§ **What needs to be done**
Repeat all entries exactly.

══ Material shown

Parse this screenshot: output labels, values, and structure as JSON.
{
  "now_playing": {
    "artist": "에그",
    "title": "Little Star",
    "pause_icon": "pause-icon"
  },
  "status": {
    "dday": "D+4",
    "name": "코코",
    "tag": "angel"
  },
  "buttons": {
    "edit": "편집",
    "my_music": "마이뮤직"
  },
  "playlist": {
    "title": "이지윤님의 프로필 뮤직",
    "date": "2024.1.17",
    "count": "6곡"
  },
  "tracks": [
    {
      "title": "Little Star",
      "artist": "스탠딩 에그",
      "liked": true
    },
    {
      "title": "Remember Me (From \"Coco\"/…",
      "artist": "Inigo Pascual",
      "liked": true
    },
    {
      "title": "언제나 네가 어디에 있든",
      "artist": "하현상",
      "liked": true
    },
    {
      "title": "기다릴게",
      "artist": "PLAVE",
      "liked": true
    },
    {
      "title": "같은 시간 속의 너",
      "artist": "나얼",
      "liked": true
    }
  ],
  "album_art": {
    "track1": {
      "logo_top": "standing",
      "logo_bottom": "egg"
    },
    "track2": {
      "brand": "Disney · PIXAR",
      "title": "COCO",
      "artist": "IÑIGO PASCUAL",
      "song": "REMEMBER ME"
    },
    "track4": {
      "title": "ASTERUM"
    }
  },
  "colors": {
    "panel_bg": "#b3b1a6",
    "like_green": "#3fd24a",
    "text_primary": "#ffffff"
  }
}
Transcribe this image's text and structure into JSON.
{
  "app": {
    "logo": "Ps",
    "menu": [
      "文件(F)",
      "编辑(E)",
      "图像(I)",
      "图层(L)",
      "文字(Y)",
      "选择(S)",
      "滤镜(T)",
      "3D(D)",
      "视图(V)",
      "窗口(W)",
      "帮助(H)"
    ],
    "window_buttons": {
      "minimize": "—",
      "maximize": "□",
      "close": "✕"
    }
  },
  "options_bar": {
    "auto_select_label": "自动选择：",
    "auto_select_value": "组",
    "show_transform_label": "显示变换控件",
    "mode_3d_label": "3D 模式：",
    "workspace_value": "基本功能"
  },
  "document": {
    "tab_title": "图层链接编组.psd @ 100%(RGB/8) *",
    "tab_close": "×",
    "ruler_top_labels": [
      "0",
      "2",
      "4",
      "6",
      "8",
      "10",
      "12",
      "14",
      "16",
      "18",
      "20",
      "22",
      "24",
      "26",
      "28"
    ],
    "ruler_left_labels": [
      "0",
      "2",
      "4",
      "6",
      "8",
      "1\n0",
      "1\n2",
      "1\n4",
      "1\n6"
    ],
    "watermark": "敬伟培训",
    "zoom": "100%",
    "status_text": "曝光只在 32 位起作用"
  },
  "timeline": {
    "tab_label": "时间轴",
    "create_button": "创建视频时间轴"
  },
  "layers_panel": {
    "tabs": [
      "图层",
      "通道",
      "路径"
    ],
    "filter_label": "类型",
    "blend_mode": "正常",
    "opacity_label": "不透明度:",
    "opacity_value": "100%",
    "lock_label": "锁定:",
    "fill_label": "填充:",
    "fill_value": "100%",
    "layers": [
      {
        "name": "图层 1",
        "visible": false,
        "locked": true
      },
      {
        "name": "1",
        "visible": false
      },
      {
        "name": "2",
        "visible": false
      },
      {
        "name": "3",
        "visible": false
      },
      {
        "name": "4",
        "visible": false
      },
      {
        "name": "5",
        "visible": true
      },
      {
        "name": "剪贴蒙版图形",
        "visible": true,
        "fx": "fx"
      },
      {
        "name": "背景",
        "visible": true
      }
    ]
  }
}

════

§ **Solution for this task**
Parse this screenshot: output labels, values, and structure as JSON.
{
  "now_playing": {
    "artist": "에그",
    "title": "Little Star",
    "pause_icon": "pause-icon"
  },
  "status": {
    "dday": "D+4",
    "name": "코코",
    "tag": "angel"
  },
  "buttons": {
    "edit": "편집",
    "my_music": "마이뮤직"
  },
  "playlist": {
    "title": "이지윤님의 프로필 뮤직",
    "date": "2024.1.17",
    "count": "6곡"
  },
  "tracks": [
    {
      "title": "Little Star",
      "artist": "스탠딩 에그",
      "liked": true
    },
    {
      "title": "Remember Me (From \"Coco\"/…",
      "artist": "Inigo Pascual",
      "liked": true
    },
    {
      "title": "언제나 네가 어디에 있든",
      "artist": "하현상",
      "liked": true
    },
    {
      "title": "기다릴게",
      "artist": "PLAVE",
      "liked": true
    },
    {
      "title": "같은 시간 속의 너",
      "artist": "나얼",
      "liked": true
    }
  ],
  "album_art": {
    "track1": {
      "logo_top": "standing",
      "logo_bottom": "egg"
    },
    "track2": {
      "brand": "Disney · PIXAR",
      "title": "COCO",
      "artist": "IÑIGO PASCUAL",
      "song": "REMEMBER ME"
    },
    "track4": {
      "title": "ASTERUM"
    }
  },
  "colors": {
    "panel_bg": "#b3b1a6",
    "like_green": "#3fd24a",
    "text_primary": "#ffffff"
  }
}
Transcribe this image's text and structure into JSON.
{
  "app": {
    "logo": "Ps",
    "menu": [
      "文件(F)",
      "编辑(E)",
      "图像(I)",
      "图层(L)",
      "文字(Y)",
      "选择(S)",
      "滤镜(T)",
      "3D(D)",
      "视图(V)",
      "窗口(W)",
      "帮助(H)"
    ],
    "window_buttons": {
      "minimize": "—",
      "maximize": "□",
      "close": "✕"
    }
  },
  "options_bar": {
    "auto_select_label": "自动选择：",
    "auto_select_value": "组",
    "show_transform_label": "显示变换控件",
    "mode_3d_label": "3D 模式：",
    "workspace_value": "基本功能"
  },
  "document": {
    "tab_title": "图层链接编组.psd @ 100%(RGB/8) *",
    "tab_close": "×",
    "ruler_top_labels": [
      "0",
      "2",
      "4",
      "6",
      "8",
      "10",
      "12",
      "14",
      "16",
      "18",
      "20",
      "22",
      "24",
      "26",
      "28"
    ],
    "ruler_left_labels": [
      "0",
      "2",
      "4",
      "6",
      "8",
      "1\n0",
      "1\n2",
      "1\n4",
      "1\n6"
    ],
    "watermark": "敬伟培训",
    "zoom": "100%",
    "status_text": "曝光只在 32 位起作用"
  },
  "timeline": {
    "tab_label": "时间轴",
    "create_button": "创建视频时间轴"
  },
  "layers_panel": {
    "tabs": [
      "图层",
      "通道",
      "路径"
    ],
    "filter_label": "类型",
    "blend_mode": "正常",
    "opacity_label": "不透明度:",
    "opacity_value": "100%",
    "lock_label": "锁定:",
    "fill_label": "填充:",
    "fill_value": "100%",
    "layers": [
      {
        "name": "图层 1",
        "visible": false,
        "locked": true
      },
      {
        "name": "1",
        "visible": false
      },
      {
        "name": "2",
        "visible": false
      },
      {
        "name": "3",
        "visible": false
      },
      {
        "name": "4",
        "visible": false
      },
      {
        "name": "5",
        "visible": true
      },
      {
        "name": "剪贴蒙版图形",
        "visible": true,
        "fx": "fx"
      },
      {
        "name": "背景",
        "visible": true
      }
    ]
  }
}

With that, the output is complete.